→ PROBLEM DESCRIPTION
Extract, from the records beneath this instruction, each line that contains the word "JSON".

Records from a collection of figures
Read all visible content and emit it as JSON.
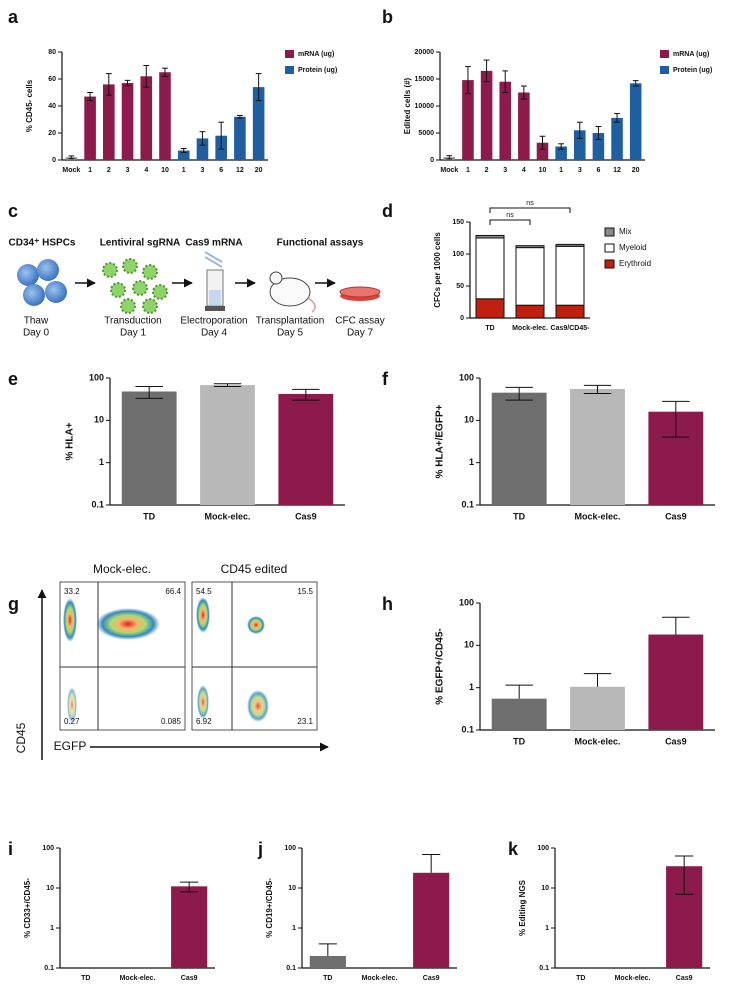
{
  "chart_data": [
    {
      "panel": "a",
      "type": "bar",
      "ylabel": "% CD45- cells",
      "categories": [
        "Mock",
        "1",
        "2",
        "3",
        "4",
        "10",
        "1",
        "3",
        "6",
        "12",
        "20"
      ],
      "values": [
        2,
        47,
        56,
        57,
        62,
        65,
        7,
        16,
        18,
        32,
        54
      ],
      "errors": [
        1,
        3,
        8,
        2,
        8,
        3,
        1.5,
        5,
        10,
        1,
        10
      ],
      "bar_colors": [
        "#888888",
        "#8c1a4b",
        "#8c1a4b",
        "#8c1a4b",
        "#8c1a4b",
        "#8c1a4b",
        "#1f5fa0",
        "#1f5fa0",
        "#1f5fa0",
        "#1f5fa0",
        "#1f5fa0"
      ],
      "legend": [
        {
          "name": "mRNA (ug)",
          "color": "#8c1a4b"
        },
        {
          "name": "Protein (ug)",
          "color": "#1f5fa0"
        }
      ],
      "ylim": [
        0,
        80
      ],
      "yticks": [
        0,
        20,
        40,
        60,
        80
      ]
    },
    {
      "panel": "b",
      "type": "bar",
      "ylabel": "Edited cells (#)",
      "categories": [
        "Mock",
        "1",
        "2",
        "3",
        "4",
        "10",
        "1",
        "3",
        "6",
        "12",
        "20"
      ],
      "values": [
        500,
        14800,
        16500,
        14500,
        12500,
        3200,
        2500,
        5500,
        5000,
        7800,
        14200
      ],
      "errors": [
        300,
        2500,
        2000,
        2000,
        1200,
        1200,
        500,
        1500,
        1200,
        800,
        500
      ],
      "bar_colors": [
        "#888888",
        "#8c1a4b",
        "#8c1a4b",
        "#8c1a4b",
        "#8c1a4b",
        "#8c1a4b",
        "#1f5fa0",
        "#1f5fa0",
        "#1f5fa0",
        "#1f5fa0",
        "#1f5fa0"
      ],
      "legend": [
        {
          "name": "mRNA (ug)",
          "color": "#8c1a4b"
        },
        {
          "name": "Protein (ug)",
          "color": "#1f5fa0"
        }
      ],
      "ylim": [
        0,
        20000
      ],
      "yticks": [
        0,
        5000,
        10000,
        15000,
        20000
      ]
    },
    {
      "panel": "d",
      "type": "stacked_bar",
      "ylabel": "CFCs per 1000 cells",
      "categories": [
        "TD",
        "Mock-elec.",
        "Cas9/CD45-"
      ],
      "series": [
        {
          "name": "Erythroid",
          "color": "#c0200f",
          "values": [
            30,
            20,
            20
          ]
        },
        {
          "name": "Myeloid",
          "color": "#ffffff",
          "values": [
            95,
            90,
            92
          ]
        },
        {
          "name": "Mix",
          "color": "#888888",
          "values": [
            4,
            3,
            3
          ]
        }
      ],
      "annotations": [
        "ns",
        "ns"
      ],
      "ylim": [
        0,
        150
      ],
      "yticks": [
        0,
        50,
        100,
        150
      ]
    },
    {
      "panel": "e",
      "type": "bar",
      "log": true,
      "ylabel": "% HLA+",
      "categories": [
        "TD",
        "Mock-elec.",
        "Cas9"
      ],
      "values": [
        48,
        68,
        42
      ],
      "errors": [
        15,
        5,
        12
      ],
      "bar_colors": [
        "#6e6e6e",
        "#b8b8b8",
        "#8c1a4b"
      ],
      "ylim": [
        0.1,
        100
      ],
      "yticks": [
        0.1,
        1,
        10,
        100
      ]
    },
    {
      "panel": "f",
      "type": "bar",
      "log": true,
      "ylabel": "% HLA+/EGFP+",
      "categories": [
        "TD",
        "Mock-elec.",
        "Cas9"
      ],
      "values": [
        45,
        55,
        16
      ],
      "errors": [
        15,
        12,
        12
      ],
      "bar_colors": [
        "#6e6e6e",
        "#b8b8b8",
        "#8c1a4b"
      ],
      "ylim": [
        0.1,
        100
      ],
      "yticks": [
        0.1,
        1,
        10,
        100
      ]
    },
    {
      "panel": "h",
      "type": "bar",
      "log": true,
      "ylabel": "% EGFP+/CD45-",
      "categories": [
        "TD",
        "Mock-elec.",
        "Cas9"
      ],
      "values": [
        0.55,
        1.05,
        18
      ],
      "errors": [
        0.6,
        1.1,
        28
      ],
      "bar_colors": [
        "#6e6e6e",
        "#b8b8b8",
        "#8c1a4b"
      ],
      "ylim": [
        0.1,
        100
      ],
      "yticks": [
        0.1,
        1,
        10,
        100
      ]
    },
    {
      "panel": "i",
      "type": "bar",
      "log": true,
      "ylabel": "% CD33+/CD45-",
      "categories": [
        "TD",
        "Mock-elec.",
        "Cas9"
      ],
      "values": [
        0.1,
        0.1,
        11
      ],
      "errors": [
        0,
        0,
        3
      ],
      "bar_colors": [
        "#6e6e6e",
        "#b8b8b8",
        "#8c1a4b"
      ],
      "ylim": [
        0.1,
        100
      ],
      "yticks": [
        0.1,
        1,
        10,
        100
      ]
    },
    {
      "panel": "j",
      "type": "bar",
      "log": true,
      "ylabel": "% CD19+/CD45-",
      "categories": [
        "TD",
        "Mock-elec.",
        "Cas9"
      ],
      "values": [
        0.2,
        0.1,
        24
      ],
      "errors": [
        0.2,
        0,
        45
      ],
      "bar_colors": [
        "#6e6e6e",
        "#b8b8b8",
        "#8c1a4b"
      ],
      "ylim": [
        0.1,
        100
      ],
      "yticks": [
        0.1,
        1,
        10,
        100
      ]
    },
    {
      "panel": "k",
      "type": "bar",
      "log": true,
      "ylabel": "% Editing NGS",
      "categories": [
        "TD",
        "Mock-elec.",
        "Cas9"
      ],
      "values": [
        0.1,
        0.1,
        35
      ],
      "errors": [
        0,
        0,
        28
      ],
      "bar_colors": [
        "#6e6e6e",
        "#b8b8b8",
        "#8c1a4b"
      ],
      "ylim": [
        0.1,
        100
      ],
      "yticks": [
        0.1,
        1,
        10,
        100
      ]
    }
  ],
  "diagram_c": {
    "panel": "c",
    "headings": [
      "CD34⁺ HSPCs",
      "Lentiviral sgRNA",
      "Cas9 mRNA",
      "Functional assays"
    ],
    "steps": [
      {
        "name": "Thaw",
        "day": "Day 0"
      },
      {
        "name": "Transduction",
        "day": "Day 1"
      },
      {
        "name": "Electroporation",
        "day": "Day 4"
      },
      {
        "name": "Transplantation",
        "day": "Day 5"
      },
      {
        "name": "CFC assay",
        "day": "Day 7"
      }
    ]
  },
  "flow_g": {
    "panel": "g",
    "titles": [
      "Mock-elec.",
      "CD45 edited"
    ],
    "ylabel": "CD45",
    "xlabel": "EGFP",
    "plots": [
      [
        "33.2",
        "66.4",
        "0.27",
        "0.085"
      ],
      [
        "54.5",
        "15.5",
        "6.92",
        "23.1"
      ]
    ]
  }
}
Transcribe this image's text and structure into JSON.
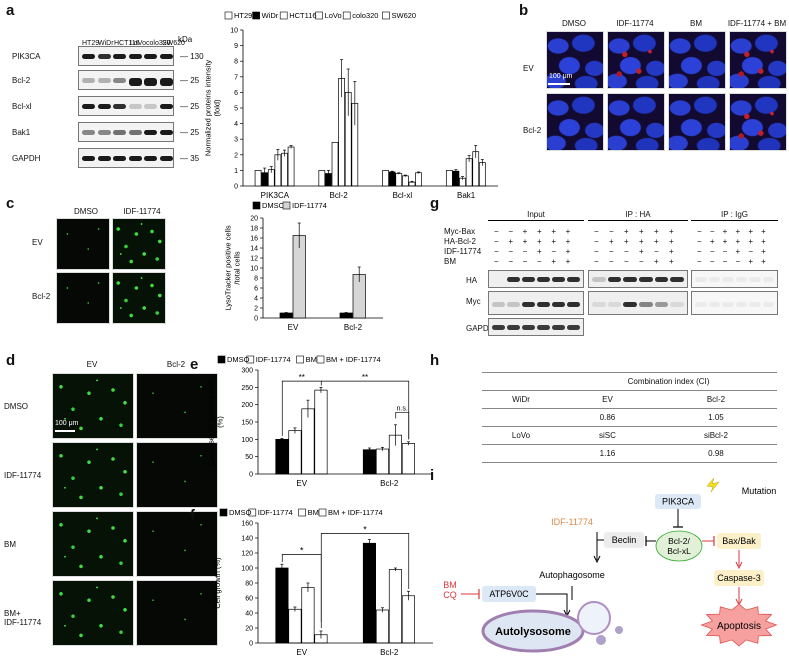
{
  "panel_labels": {
    "a": "a",
    "b": "b",
    "c": "c",
    "d": "d",
    "e": "e",
    "f": "f",
    "g": "g",
    "h": "h",
    "i": "i"
  },
  "panel_a": {
    "lanes": [
      "HT29",
      "WiDr",
      "HCT116",
      "LoVo",
      "colo320",
      "SW620"
    ],
    "rows": [
      {
        "name": "PIK3CA",
        "kda": "130"
      },
      {
        "name": "Bcl-2",
        "kda": "25"
      },
      {
        "name": "Bcl-xl",
        "kda": "25"
      },
      {
        "name": "Bak1",
        "kda": "25"
      },
      {
        "name": "GAPDH",
        "kda": "35"
      }
    ],
    "kda_header": "kDa"
  },
  "panel_b": {
    "cols": [
      "DMSO",
      "IDF-11774",
      "BM",
      "IDF-11774 + BM"
    ],
    "rows": [
      "EV",
      "Bcl-2"
    ],
    "scale": "100 μm"
  },
  "panel_c": {
    "cols": [
      "DMSO",
      "IDF-11774"
    ],
    "rows": [
      "EV",
      "Bcl-2"
    ]
  },
  "panel_d": {
    "cols": [
      "EV",
      "Bcl-2"
    ],
    "rows": [
      "DMSO",
      "IDF-11774",
      "BM",
      "BM+\nIDF-11774"
    ],
    "scale": "100 μm"
  },
  "panel_g": {
    "groups": [
      "Input",
      "IP : HA",
      "IP : IgG"
    ],
    "conditions": [
      {
        "name": "Myc-Bax",
        "signs": [
          "−",
          "−",
          "+",
          "+",
          "+",
          "+"
        ]
      },
      {
        "name": "HA-Bcl-2",
        "signs": [
          "−",
          "+",
          "+",
          "+",
          "+",
          "+"
        ]
      },
      {
        "name": "IDF-11774",
        "signs": [
          "−",
          "−",
          "−",
          "+",
          "−",
          "+"
        ]
      },
      {
        "name": "BM",
        "signs": [
          "−",
          "−",
          "−",
          "−",
          "+",
          "+"
        ]
      }
    ],
    "blot_rows": [
      "HA",
      "Myc",
      "GAPDH"
    ]
  },
  "panel_h": {
    "header": "Combination index (CI)",
    "rows": [
      {
        "cell": "WiDr",
        "a": "EV",
        "b": "Bcl-2"
      },
      {
        "cell": "",
        "a": "0.86",
        "b": "1.05"
      },
      {
        "cell": "LoVo",
        "a": "siSC",
        "b": "siBcl-2"
      },
      {
        "cell": "",
        "a": "1.16",
        "b": "0.98"
      }
    ]
  },
  "panel_i": {
    "nodes": {
      "pik3ca": "PIK3CA",
      "mutation": "Mutation",
      "idf": "IDF-11774",
      "beclin": "Beclin",
      "bcl": "Bcl-2/\nBcl-xL",
      "baxbak": "Bax/Bak",
      "autophagosome": "Autophagosome",
      "bm": "BM",
      "cq": "CQ",
      "atp": "ATP6V0C",
      "caspase": "Caspase-3",
      "autolysosome": "Autolysosome",
      "apoptosis": "Apoptosis"
    }
  },
  "chart_data": [
    {
      "id": "a",
      "type": "bar",
      "ylabel": "Normalized proteins intensity\n(fold)",
      "ylim": [
        0,
        10
      ],
      "yticks": [
        0,
        1,
        2,
        3,
        4,
        5,
        6,
        7,
        8,
        9,
        10
      ],
      "categories": [
        "PIK3CA",
        "Bcl-2",
        "Bcl-xl",
        "Bak1"
      ],
      "legend": "top",
      "series": [
        {
          "name": "HT29",
          "values": [
            1.0,
            1.0,
            1.0,
            1.0
          ],
          "err": [
            0,
            0,
            0,
            0
          ]
        },
        {
          "name": "WiDr",
          "values": [
            0.85,
            0.8,
            0.9,
            0.95
          ],
          "err": [
            0.3,
            0.2,
            0.05,
            0.1
          ]
        },
        {
          "name": "HCT116",
          "values": [
            1.05,
            2.8,
            0.8,
            0.5
          ],
          "err": [
            0.2,
            0,
            0.05,
            0.1
          ]
        },
        {
          "name": "LoVo",
          "values": [
            2.0,
            6.9,
            0.65,
            1.75
          ],
          "err": [
            0.35,
            1.2,
            0.05,
            0.2
          ]
        },
        {
          "name": "colo320",
          "values": [
            2.1,
            6.0,
            0.25,
            2.2
          ],
          "err": [
            0.2,
            1.5,
            0.05,
            0.4
          ]
        },
        {
          "name": "SW620",
          "values": [
            2.5,
            5.3,
            0.85,
            1.5
          ],
          "err": [
            0.1,
            1.4,
            0.05,
            0.2
          ]
        }
      ]
    },
    {
      "id": "c",
      "type": "bar",
      "ylabel": "LysoTracker positive cells\n/total cells",
      "ylim": [
        0,
        20
      ],
      "yticks": [
        0,
        2,
        4,
        6,
        8,
        10,
        12,
        14,
        16,
        18,
        20
      ],
      "categories": [
        "EV",
        "Bcl-2"
      ],
      "legend": "top",
      "series": [
        {
          "name": "DMSO",
          "values": [
            1.0,
            1.0
          ],
          "err": [
            0.1,
            0.1
          ]
        },
        {
          "name": "IDF-11774",
          "values": [
            16.5,
            8.7
          ],
          "err": [
            2.5,
            1.5
          ]
        }
      ]
    },
    {
      "id": "e",
      "type": "bar",
      "ylabel": "Caspase-3/7 positive cells\n(%)",
      "ylim": [
        0,
        300
      ],
      "yticks": [
        0,
        50,
        100,
        150,
        200,
        250,
        300
      ],
      "categories": [
        "EV",
        "Bcl-2"
      ],
      "legend": "top",
      "annotations": [
        "**",
        "**",
        "n.s."
      ],
      "series": [
        {
          "name": "DMSO",
          "values": [
            100,
            70
          ],
          "err": [
            3,
            5
          ]
        },
        {
          "name": "IDF-11774",
          "values": [
            125,
            72
          ],
          "err": [
            8,
            5
          ]
        },
        {
          "name": "BM",
          "values": [
            188,
            112
          ],
          "err": [
            25,
            30
          ]
        },
        {
          "name": "BM + IDF-11774",
          "values": [
            242,
            88
          ],
          "err": [
            8,
            5
          ]
        }
      ]
    },
    {
      "id": "f",
      "type": "bar",
      "ylabel": "Cell growth (%)",
      "ylim": [
        0,
        160
      ],
      "yticks": [
        0,
        20,
        40,
        60,
        80,
        100,
        120,
        140,
        160
      ],
      "categories": [
        "EV",
        "Bcl-2"
      ],
      "legend": "top",
      "annotations": [
        "*",
        "*"
      ],
      "series": [
        {
          "name": "DMSO",
          "values": [
            100,
            133
          ],
          "err": [
            5,
            5
          ]
        },
        {
          "name": "IDF-11774",
          "values": [
            45,
            44
          ],
          "err": [
            3,
            3
          ]
        },
        {
          "name": "BM",
          "values": [
            74,
            98
          ],
          "err": [
            6,
            2
          ]
        },
        {
          "name": "BM + IDF-11774",
          "values": [
            11,
            63
          ],
          "err": [
            5,
            6
          ]
        }
      ]
    }
  ],
  "colors": {
    "tan": "#e5a06a",
    "lightgreen": "#e2f0d7",
    "lightblue": "#dce8f5",
    "yellow": "#fbf0c8",
    "red": "#d83a3a",
    "gray": "#ececec"
  }
}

→ OUTPUT
Read all visible content and emit it as JSON.
Transcribe this image's text and structure into JSON.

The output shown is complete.